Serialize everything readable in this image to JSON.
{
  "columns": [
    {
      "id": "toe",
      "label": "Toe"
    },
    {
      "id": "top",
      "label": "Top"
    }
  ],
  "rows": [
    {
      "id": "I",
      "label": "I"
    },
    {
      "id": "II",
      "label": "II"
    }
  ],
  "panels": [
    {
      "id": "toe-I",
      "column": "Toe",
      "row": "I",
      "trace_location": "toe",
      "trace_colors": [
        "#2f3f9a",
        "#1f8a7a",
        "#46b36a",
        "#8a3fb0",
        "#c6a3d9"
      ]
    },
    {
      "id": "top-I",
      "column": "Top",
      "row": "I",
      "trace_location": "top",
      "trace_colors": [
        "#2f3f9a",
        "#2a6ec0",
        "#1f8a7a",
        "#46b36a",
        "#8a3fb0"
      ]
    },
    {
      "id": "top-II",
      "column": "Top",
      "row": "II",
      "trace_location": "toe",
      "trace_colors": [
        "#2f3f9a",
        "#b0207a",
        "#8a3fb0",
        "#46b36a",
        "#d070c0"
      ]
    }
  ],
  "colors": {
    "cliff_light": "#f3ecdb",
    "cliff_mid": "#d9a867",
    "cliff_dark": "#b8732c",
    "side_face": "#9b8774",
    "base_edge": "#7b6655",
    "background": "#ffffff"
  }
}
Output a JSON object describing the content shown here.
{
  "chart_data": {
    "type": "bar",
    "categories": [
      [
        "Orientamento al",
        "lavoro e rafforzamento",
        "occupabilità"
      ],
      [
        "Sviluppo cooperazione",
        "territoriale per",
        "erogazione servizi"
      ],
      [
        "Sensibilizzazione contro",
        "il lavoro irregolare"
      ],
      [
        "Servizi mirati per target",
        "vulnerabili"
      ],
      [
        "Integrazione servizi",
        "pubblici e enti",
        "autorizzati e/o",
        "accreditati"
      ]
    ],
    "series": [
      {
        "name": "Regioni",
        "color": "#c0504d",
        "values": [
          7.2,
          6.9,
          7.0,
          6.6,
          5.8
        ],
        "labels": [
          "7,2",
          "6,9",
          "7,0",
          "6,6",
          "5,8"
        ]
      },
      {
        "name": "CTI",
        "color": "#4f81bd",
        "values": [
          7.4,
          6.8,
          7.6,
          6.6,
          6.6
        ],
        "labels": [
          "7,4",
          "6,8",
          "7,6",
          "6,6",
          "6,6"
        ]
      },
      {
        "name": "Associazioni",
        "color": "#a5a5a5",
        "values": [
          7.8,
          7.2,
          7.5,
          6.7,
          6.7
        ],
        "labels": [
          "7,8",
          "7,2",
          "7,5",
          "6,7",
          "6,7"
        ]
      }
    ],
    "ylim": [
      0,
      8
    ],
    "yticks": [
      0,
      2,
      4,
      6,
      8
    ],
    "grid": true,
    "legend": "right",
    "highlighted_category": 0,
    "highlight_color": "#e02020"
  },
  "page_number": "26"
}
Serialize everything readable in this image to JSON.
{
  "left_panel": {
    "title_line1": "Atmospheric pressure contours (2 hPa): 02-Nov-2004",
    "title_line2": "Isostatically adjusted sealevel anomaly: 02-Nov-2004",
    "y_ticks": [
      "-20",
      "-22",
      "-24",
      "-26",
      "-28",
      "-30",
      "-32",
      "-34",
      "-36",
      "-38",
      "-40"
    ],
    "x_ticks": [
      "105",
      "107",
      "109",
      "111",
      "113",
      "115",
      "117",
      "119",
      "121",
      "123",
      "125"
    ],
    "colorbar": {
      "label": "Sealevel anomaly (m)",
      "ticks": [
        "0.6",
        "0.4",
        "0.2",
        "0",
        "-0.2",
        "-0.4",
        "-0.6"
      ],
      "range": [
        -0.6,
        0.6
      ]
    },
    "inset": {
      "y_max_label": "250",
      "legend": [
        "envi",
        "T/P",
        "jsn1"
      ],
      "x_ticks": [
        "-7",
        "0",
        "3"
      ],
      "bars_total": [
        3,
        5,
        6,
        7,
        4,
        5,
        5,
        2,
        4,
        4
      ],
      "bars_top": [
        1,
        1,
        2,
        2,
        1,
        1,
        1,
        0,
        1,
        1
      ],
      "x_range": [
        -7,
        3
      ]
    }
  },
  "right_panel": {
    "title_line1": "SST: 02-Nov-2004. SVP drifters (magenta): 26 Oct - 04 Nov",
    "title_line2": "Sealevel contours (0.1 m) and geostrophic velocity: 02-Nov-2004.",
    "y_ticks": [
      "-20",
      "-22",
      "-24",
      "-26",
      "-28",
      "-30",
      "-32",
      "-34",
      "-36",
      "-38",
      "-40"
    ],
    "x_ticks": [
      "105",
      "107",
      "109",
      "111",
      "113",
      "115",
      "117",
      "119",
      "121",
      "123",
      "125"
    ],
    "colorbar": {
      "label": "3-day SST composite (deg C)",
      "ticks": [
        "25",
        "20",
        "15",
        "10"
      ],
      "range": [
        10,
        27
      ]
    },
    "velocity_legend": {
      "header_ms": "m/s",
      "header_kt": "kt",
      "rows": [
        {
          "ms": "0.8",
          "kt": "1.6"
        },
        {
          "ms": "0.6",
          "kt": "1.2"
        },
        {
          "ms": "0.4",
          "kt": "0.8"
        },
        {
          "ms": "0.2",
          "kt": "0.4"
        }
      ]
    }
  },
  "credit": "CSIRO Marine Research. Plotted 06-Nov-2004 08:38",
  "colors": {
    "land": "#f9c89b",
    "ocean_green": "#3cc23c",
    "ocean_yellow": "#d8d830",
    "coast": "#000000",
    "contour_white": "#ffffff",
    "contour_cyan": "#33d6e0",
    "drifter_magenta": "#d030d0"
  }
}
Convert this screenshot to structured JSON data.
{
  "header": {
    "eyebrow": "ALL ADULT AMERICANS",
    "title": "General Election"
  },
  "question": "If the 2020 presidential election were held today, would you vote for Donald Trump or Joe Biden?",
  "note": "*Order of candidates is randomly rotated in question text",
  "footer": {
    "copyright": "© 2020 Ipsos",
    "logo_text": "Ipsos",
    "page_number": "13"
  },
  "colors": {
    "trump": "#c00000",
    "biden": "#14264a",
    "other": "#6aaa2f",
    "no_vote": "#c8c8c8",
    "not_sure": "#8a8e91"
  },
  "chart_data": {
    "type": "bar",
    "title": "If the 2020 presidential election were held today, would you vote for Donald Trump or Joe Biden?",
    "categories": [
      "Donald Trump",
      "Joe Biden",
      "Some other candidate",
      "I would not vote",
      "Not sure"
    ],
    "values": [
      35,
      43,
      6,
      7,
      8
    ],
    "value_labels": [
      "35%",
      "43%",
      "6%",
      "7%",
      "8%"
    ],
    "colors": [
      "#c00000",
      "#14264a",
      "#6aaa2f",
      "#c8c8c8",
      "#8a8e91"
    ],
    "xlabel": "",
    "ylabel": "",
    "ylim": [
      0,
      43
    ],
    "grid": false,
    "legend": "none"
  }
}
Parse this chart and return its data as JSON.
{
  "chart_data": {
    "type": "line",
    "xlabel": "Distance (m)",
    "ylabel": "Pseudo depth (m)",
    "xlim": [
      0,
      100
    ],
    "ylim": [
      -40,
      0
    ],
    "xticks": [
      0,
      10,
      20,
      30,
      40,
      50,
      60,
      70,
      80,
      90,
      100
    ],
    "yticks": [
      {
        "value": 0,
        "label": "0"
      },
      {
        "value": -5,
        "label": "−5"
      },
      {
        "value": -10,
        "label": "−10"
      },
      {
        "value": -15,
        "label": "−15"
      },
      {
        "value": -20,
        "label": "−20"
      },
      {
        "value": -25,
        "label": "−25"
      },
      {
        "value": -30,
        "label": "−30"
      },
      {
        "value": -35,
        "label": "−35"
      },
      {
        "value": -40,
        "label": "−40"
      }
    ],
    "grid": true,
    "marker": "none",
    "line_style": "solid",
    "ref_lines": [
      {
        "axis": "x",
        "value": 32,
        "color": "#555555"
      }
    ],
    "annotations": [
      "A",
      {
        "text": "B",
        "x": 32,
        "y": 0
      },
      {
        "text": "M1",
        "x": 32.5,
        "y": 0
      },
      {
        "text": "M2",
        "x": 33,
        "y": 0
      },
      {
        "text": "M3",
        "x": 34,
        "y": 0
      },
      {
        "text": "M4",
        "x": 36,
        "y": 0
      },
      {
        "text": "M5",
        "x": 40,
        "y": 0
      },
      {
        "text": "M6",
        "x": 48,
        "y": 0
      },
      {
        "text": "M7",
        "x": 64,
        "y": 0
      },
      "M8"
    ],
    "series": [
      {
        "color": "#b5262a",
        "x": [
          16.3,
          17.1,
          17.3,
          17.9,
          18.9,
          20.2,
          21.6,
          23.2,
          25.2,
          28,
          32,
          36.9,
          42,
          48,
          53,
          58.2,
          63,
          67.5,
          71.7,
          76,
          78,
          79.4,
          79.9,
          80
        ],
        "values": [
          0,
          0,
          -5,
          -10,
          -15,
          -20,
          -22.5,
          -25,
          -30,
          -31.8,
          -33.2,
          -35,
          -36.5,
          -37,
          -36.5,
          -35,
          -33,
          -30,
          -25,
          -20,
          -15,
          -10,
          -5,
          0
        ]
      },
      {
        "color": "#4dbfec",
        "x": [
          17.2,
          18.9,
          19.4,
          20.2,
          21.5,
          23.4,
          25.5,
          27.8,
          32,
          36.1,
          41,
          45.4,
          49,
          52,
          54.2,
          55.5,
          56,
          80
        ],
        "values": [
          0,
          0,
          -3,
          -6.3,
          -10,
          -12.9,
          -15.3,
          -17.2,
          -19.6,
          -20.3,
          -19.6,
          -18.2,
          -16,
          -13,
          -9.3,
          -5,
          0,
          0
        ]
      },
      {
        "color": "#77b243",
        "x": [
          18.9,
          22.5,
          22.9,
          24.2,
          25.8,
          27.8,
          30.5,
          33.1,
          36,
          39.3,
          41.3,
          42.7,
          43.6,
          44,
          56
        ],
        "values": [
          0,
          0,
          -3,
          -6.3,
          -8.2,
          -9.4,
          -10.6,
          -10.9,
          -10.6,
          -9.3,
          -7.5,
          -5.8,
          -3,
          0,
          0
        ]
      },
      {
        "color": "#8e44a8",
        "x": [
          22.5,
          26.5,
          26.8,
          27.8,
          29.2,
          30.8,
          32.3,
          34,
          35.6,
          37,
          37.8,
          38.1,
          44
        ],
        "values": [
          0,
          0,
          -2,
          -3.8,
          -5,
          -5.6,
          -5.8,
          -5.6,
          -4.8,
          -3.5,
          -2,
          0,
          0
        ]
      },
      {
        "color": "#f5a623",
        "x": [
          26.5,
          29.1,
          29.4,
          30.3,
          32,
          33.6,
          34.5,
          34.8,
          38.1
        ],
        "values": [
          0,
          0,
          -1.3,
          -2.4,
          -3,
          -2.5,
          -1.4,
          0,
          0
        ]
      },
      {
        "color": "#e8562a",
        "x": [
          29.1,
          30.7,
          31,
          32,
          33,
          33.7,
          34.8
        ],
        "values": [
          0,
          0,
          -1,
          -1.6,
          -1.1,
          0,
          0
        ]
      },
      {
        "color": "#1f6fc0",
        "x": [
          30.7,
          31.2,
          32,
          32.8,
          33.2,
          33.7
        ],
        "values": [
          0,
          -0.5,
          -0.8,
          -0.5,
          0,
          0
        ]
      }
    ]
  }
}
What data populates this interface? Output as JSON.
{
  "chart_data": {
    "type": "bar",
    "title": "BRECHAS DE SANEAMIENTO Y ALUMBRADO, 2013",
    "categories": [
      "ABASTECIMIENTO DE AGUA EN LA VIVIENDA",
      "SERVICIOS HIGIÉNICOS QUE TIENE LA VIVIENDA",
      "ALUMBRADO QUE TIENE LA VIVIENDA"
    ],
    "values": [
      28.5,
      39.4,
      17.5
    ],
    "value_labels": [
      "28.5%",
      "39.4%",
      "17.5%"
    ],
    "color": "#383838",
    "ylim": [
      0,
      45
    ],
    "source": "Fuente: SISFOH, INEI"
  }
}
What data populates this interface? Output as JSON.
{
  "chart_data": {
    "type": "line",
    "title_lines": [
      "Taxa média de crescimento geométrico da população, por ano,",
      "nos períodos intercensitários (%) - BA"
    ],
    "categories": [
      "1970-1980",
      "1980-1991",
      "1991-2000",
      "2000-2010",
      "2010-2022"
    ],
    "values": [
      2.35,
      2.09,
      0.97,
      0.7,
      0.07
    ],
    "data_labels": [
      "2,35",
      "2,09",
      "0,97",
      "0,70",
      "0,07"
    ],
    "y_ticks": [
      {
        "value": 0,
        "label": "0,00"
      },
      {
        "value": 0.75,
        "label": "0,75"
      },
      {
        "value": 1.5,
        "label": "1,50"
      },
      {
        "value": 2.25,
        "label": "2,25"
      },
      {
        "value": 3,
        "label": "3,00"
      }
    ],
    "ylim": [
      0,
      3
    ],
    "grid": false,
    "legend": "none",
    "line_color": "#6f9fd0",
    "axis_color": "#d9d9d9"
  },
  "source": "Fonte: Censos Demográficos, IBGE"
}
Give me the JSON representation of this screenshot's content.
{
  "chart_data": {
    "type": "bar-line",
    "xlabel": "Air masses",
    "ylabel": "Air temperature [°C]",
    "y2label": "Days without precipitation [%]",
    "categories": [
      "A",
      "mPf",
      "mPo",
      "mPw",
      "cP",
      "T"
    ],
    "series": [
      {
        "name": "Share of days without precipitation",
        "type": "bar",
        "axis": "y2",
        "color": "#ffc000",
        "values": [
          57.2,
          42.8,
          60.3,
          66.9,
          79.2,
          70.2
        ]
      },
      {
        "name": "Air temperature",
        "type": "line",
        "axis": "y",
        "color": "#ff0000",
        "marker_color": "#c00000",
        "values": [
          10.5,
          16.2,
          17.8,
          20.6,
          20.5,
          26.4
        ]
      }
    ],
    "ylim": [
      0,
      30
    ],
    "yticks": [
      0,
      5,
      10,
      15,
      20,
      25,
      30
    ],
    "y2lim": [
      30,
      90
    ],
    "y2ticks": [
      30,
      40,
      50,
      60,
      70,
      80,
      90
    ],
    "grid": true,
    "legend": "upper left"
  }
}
══════
(Directive)
Pick out and copy every line that contains the word "VIVIENDA".

(The reply)
      "ABASTECIMIENTO DE AGUA EN LA VIVIENDA",
      "SERVICIOS HIGIÉNICOS QUE TIENE LA VIVIENDA",
      "ALUMBRADO QUE TIENE LA VIVIENDA"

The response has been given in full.